## Records shown

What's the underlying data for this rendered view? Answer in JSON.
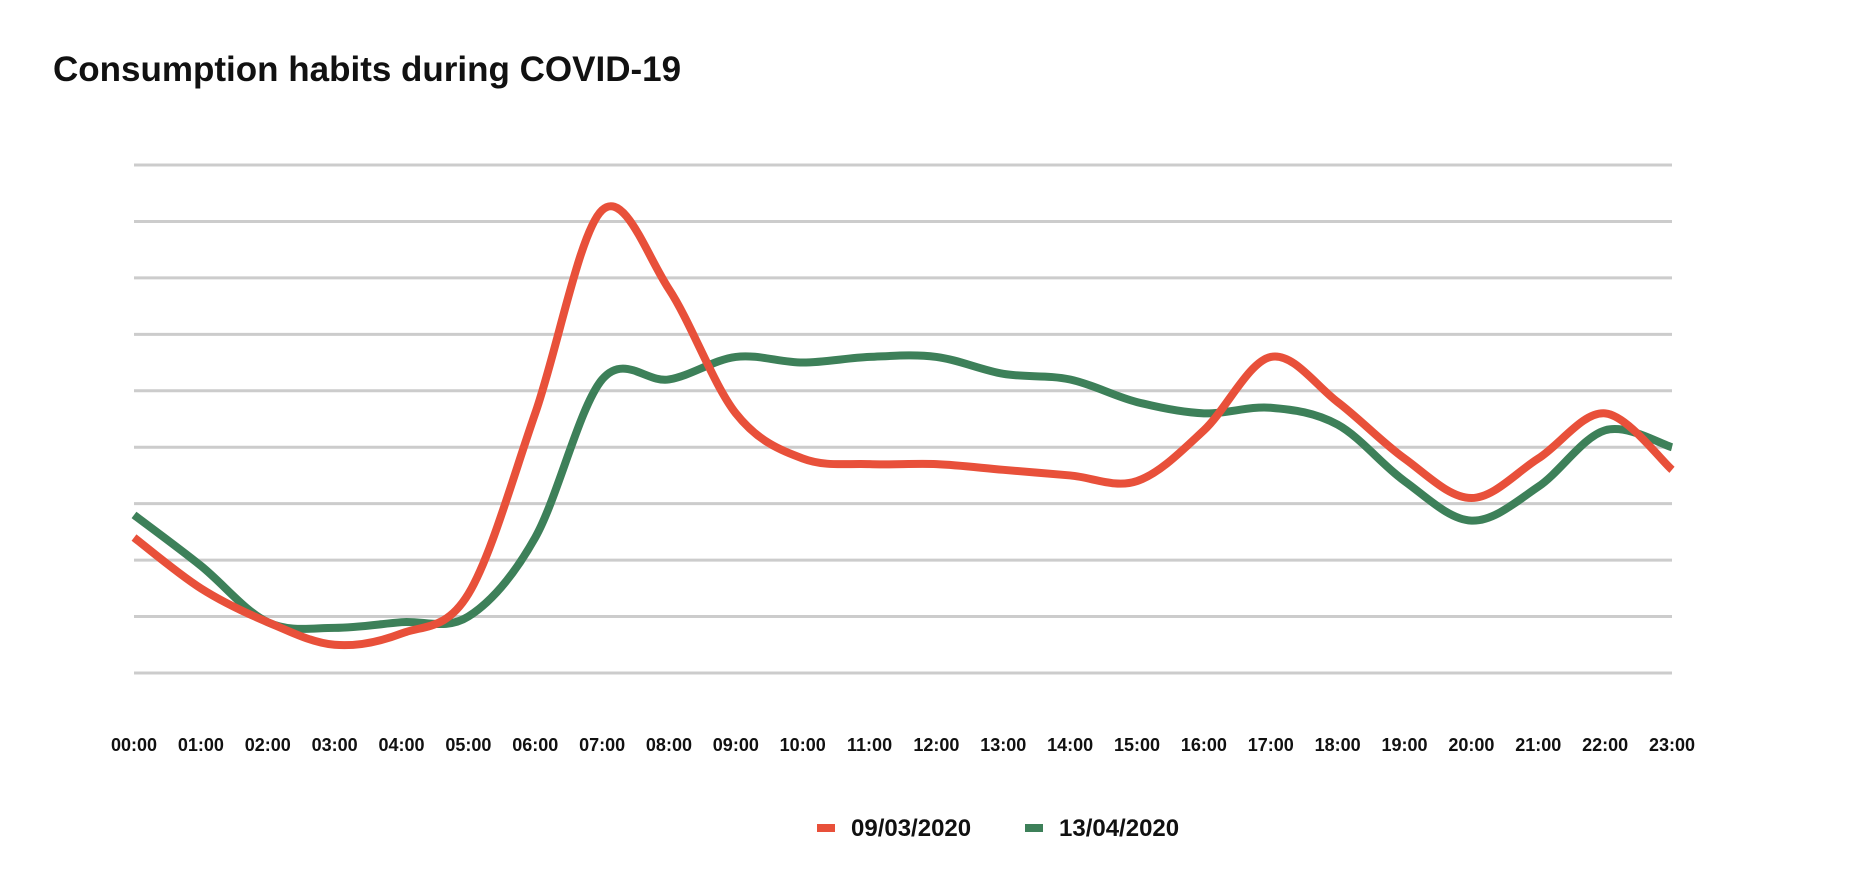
{
  "chart_data": {
    "type": "line",
    "title": "Consumption habits during COVID-19",
    "xlabel": "",
    "ylabel": "",
    "ylim": [
      0,
      9
    ],
    "grid": true,
    "legend_position": "bottom-center",
    "x": [
      "00:00",
      "01:00",
      "02:00",
      "03:00",
      "04:00",
      "05:00",
      "06:00",
      "07:00",
      "08:00",
      "09:00",
      "10:00",
      "11:00",
      "12:00",
      "13:00",
      "14:00",
      "15:00",
      "16:00",
      "17:00",
      "18:00",
      "19:00",
      "20:00",
      "21:00",
      "22:00",
      "23:00"
    ],
    "series": [
      {
        "name": "09/03/2020",
        "color": "#e8503a",
        "values": [
          2.4,
          1.5,
          0.9,
          0.5,
          0.7,
          1.4,
          4.6,
          8.2,
          6.8,
          4.6,
          3.8,
          3.7,
          3.7,
          3.6,
          3.5,
          3.4,
          4.3,
          5.6,
          4.8,
          3.8,
          3.1,
          3.8,
          4.6,
          3.6
        ]
      },
      {
        "name": "13/04/2020",
        "color": "#3d8059",
        "values": [
          2.8,
          1.9,
          0.9,
          0.8,
          0.9,
          1.0,
          2.4,
          5.2,
          5.2,
          5.6,
          5.5,
          5.6,
          5.6,
          5.3,
          5.2,
          4.8,
          4.6,
          4.7,
          4.4,
          3.4,
          2.7,
          3.3,
          4.3,
          4.0
        ]
      }
    ]
  }
}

## Stated goal
Transcribe the full listing above exactly, with the images removed.

## Result
What's the underlying data for this rendered view? Answer in JSON.
{
  "chart_data": {
    "type": "line",
    "title": "Consumption habits during COVID-19",
    "xlabel": "",
    "ylabel": "",
    "ylim": [
      0,
      9
    ],
    "grid": true,
    "legend_position": "bottom-center",
    "x": [
      "00:00",
      "01:00",
      "02:00",
      "03:00",
      "04:00",
      "05:00",
      "06:00",
      "07:00",
      "08:00",
      "09:00",
      "10:00",
      "11:00",
      "12:00",
      "13:00",
      "14:00",
      "15:00",
      "16:00",
      "17:00",
      "18:00",
      "19:00",
      "20:00",
      "21:00",
      "22:00",
      "23:00"
    ],
    "series": [
      {
        "name": "09/03/2020",
        "color": "#e8503a",
        "values": [
          2.4,
          1.5,
          0.9,
          0.5,
          0.7,
          1.4,
          4.6,
          8.2,
          6.8,
          4.6,
          3.8,
          3.7,
          3.7,
          3.6,
          3.5,
          3.4,
          4.3,
          5.6,
          4.8,
          3.8,
          3.1,
          3.8,
          4.6,
          3.6
        ]
      },
      {
        "name": "13/04/2020",
        "color": "#3d8059",
        "values": [
          2.8,
          1.9,
          0.9,
          0.8,
          0.9,
          1.0,
          2.4,
          5.2,
          5.2,
          5.6,
          5.5,
          5.6,
          5.6,
          5.3,
          5.2,
          4.8,
          4.6,
          4.7,
          4.4,
          3.4,
          2.7,
          3.3,
          4.3,
          4.0
        ]
      }
    ]
  }
}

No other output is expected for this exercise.